# [EXTRACTED DATA]
☆ ☆ ☆ ☆ ☆

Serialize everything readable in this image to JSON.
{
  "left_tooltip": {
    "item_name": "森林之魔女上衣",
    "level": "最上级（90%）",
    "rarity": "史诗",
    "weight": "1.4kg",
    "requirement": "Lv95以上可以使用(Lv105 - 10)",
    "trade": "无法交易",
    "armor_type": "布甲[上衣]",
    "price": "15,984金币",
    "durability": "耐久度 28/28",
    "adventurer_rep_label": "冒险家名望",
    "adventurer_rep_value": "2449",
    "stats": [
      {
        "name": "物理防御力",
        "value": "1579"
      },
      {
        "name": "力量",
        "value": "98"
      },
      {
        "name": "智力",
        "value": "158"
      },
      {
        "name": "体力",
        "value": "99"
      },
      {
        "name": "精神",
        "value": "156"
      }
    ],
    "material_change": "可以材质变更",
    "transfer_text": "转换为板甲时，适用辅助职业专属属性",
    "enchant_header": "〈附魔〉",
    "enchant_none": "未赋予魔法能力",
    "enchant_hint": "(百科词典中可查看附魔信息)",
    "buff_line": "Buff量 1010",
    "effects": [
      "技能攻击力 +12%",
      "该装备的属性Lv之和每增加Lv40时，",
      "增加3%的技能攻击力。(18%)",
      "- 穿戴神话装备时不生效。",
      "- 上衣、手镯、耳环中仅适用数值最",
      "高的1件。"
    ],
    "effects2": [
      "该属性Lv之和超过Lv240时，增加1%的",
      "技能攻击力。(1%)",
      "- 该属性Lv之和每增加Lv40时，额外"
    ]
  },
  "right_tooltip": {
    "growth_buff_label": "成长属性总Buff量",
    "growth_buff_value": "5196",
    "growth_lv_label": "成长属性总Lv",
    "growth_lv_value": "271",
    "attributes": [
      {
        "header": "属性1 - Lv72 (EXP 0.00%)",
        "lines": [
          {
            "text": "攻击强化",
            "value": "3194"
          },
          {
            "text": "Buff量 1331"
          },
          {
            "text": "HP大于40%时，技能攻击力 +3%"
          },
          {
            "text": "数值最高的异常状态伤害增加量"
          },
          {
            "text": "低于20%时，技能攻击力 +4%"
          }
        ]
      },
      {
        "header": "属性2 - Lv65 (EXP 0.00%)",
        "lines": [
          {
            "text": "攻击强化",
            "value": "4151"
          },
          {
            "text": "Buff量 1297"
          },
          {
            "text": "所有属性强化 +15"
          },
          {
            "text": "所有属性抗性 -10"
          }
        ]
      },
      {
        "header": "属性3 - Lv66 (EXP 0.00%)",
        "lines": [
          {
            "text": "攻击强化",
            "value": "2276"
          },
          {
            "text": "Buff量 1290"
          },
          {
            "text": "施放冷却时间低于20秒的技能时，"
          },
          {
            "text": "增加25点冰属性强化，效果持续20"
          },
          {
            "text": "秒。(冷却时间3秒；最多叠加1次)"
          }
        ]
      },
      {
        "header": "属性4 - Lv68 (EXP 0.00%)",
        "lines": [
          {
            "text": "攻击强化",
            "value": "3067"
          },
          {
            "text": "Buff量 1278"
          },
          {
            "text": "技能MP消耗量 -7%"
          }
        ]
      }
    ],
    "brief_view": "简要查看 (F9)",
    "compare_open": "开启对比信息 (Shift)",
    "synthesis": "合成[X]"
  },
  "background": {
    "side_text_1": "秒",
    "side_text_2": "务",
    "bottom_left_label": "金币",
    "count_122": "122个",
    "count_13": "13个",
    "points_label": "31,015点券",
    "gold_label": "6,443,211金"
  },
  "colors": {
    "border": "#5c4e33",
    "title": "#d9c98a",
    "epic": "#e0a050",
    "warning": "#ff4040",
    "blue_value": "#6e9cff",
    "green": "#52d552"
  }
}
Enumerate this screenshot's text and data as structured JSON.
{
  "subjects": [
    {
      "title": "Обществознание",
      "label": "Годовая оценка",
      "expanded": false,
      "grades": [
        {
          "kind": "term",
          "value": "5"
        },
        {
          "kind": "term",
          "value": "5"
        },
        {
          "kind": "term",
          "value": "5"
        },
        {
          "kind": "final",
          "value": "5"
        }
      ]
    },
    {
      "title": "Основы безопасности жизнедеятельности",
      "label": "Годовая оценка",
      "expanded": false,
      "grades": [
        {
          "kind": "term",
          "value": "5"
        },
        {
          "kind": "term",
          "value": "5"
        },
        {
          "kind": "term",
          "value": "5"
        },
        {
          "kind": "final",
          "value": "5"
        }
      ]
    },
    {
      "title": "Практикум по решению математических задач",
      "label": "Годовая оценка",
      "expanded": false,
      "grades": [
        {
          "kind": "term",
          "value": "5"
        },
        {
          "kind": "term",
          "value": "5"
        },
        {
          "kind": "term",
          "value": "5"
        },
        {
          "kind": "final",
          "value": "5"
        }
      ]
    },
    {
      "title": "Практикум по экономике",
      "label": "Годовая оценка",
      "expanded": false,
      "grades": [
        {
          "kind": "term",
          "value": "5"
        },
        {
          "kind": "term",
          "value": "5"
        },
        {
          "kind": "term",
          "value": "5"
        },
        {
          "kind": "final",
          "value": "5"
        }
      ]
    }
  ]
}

☆ ☆ ☆ ☆ ☆

# [WHAT THE TASK ASKS]
Exactly as they are written, print the entries again.

# [RESPONSE TO THIS EXERCISE]
Serialize everything readable in this image to JSON.
{
  "left_tooltip": {
    "item_name": "森林之魔女上衣",
    "level": "最上级（90%）",
    "rarity": "史诗",
    "weight": "1.4kg",
    "requirement": "Lv95以上可以使用(Lv105 - 10)",
    "trade": "无法交易",
    "armor_type": "布甲[上衣]",
    "price": "15,984金币",
    "durability": "耐久度 28/28",
    "adventurer_rep_label": "冒险家名望",
    "adventurer_rep_value": "2449",
    "stats": [
      {
        "name": "物理防御力",
        "value": "1579"
      },
      {
        "name": "力量",
        "value": "98"
      },
      {
        "name": "智力",
        "value": "158"
      },
      {
        "name": "体力",
        "value": "99"
      },
      {
        "name": "精神",
        "value": "156"
      }
    ],
    "material_change": "可以材质变更",
    "transfer_text": "转换为板甲时，适用辅助职业专属属性",
    "enchant_header": "〈附魔〉",
    "enchant_none": "未赋予魔法能力",
    "enchant_hint": "(百科词典中可查看附魔信息)",
    "buff_line": "Buff量 1010",
    "effects": [
      "技能攻击力 +12%",
      "该装备的属性Lv之和每增加Lv40时，",
      "增加3%的技能攻击力。(18%)",
      "- 穿戴神话装备时不生效。",
      "- 上衣、手镯、耳环中仅适用数值最",
      "高的1件。"
    ],
    "effects2": [
      "该属性Lv之和超过Lv240时，增加1%的",
      "技能攻击力。(1%)",
      "- 该属性Lv之和每增加Lv40时，额外"
    ]
  },
  "right_tooltip": {
    "growth_buff_label": "成长属性总Buff量",
    "growth_buff_value": "5196",
    "growth_lv_label": "成长属性总Lv",
    "growth_lv_value": "271",
    "attributes": [
      {
        "header": "属性1 - Lv72 (EXP 0.00%)",
        "lines": [
          {
            "text": "攻击强化",
            "value": "3194"
          },
          {
            "text": "Buff量 1331"
          },
          {
            "text": "HP大于40%时，技能攻击力 +3%"
          },
          {
            "text": "数值最高的异常状态伤害增加量"
          },
          {
            "text": "低于20%时，技能攻击力 +4%"
          }
        ]
      },
      {
        "header": "属性2 - Lv65 (EXP 0.00%)",
        "lines": [
          {
            "text": "攻击强化",
            "value": "4151"
          },
          {
            "text": "Buff量 1297"
          },
          {
            "text": "所有属性强化 +15"
          },
          {
            "text": "所有属性抗性 -10"
          }
        ]
      },
      {
        "header": "属性3 - Lv66 (EXP 0.00%)",
        "lines": [
          {
            "text": "攻击强化",
            "value": "2276"
          },
          {
            "text": "Buff量 1290"
          },
          {
            "text": "施放冷却时间低于20秒的技能时，"
          },
          {
            "text": "增加25点冰属性强化，效果持续20"
          },
          {
            "text": "秒。(冷却时间3秒；最多叠加1次)"
          }
        ]
      },
      {
        "header": "属性4 - Lv68 (EXP 0.00%)",
        "lines": [
          {
            "text": "攻击强化",
            "value": "3067"
          },
          {
            "text": "Buff量 1278"
          },
          {
            "text": "技能MP消耗量 -7%"
          }
        ]
      }
    ],
    "brief_view": "简要查看 (F9)",
    "compare_open": "开启对比信息 (Shift)",
    "synthesis": "合成[X]"
  },
  "background": {
    "side_text_1": "秒",
    "side_text_2": "务",
    "bottom_left_label": "金币",
    "count_122": "122个",
    "count_13": "13个",
    "points_label": "31,015点券",
    "gold_label": "6,443,211金"
  },
  "colors": {
    "border": "#5c4e33",
    "title": "#d9c98a",
    "epic": "#e0a050",
    "warning": "#ff4040",
    "blue_value": "#6e9cff",
    "green": "#52d552"
  }
}
Enumerate this screenshot's text and data as structured JSON.
{
  "subjects": [
    {
      "title": "Обществознание",
      "label": "Годовая оценка",
      "expanded": false,
      "grades": [
        {
          "kind": "term",
          "value": "5"
        },
        {
          "kind": "term",
          "value": "5"
        },
        {
          "kind": "term",
          "value": "5"
        },
        {
          "kind": "final",
          "value": "5"
        }
      ]
    },
    {
      "title": "Основы безопасности жизнедеятельности",
      "label": "Годовая оценка",
      "expanded": false,
      "grades": [
        {
          "kind": "term",
          "value": "5"
        },
        {
          "kind": "term",
          "value": "5"
        },
        {
          "kind": "term",
          "value": "5"
        },
        {
          "kind": "final",
          "value": "5"
        }
      ]
    },
    {
      "title": "Практикум по решению математических задач",
      "label": "Годовая оценка",
      "expanded": false,
      "grades": [
        {
          "kind": "term",
          "value": "5"
        },
        {
          "kind": "term",
          "value": "5"
        },
        {
          "kind": "term",
          "value": "5"
        },
        {
          "kind": "final",
          "value": "5"
        }
      ]
    },
    {
      "title": "Практикум по экономике",
      "label": "Годовая оценка",
      "expanded": false,
      "grades": [
        {
          "kind": "term",
          "value": "5"
        },
        {
          "kind": "term",
          "value": "5"
        },
        {
          "kind": "term",
          "value": "5"
        },
        {
          "kind": "final",
          "value": "5"
        }
      ]
    }
  ]
}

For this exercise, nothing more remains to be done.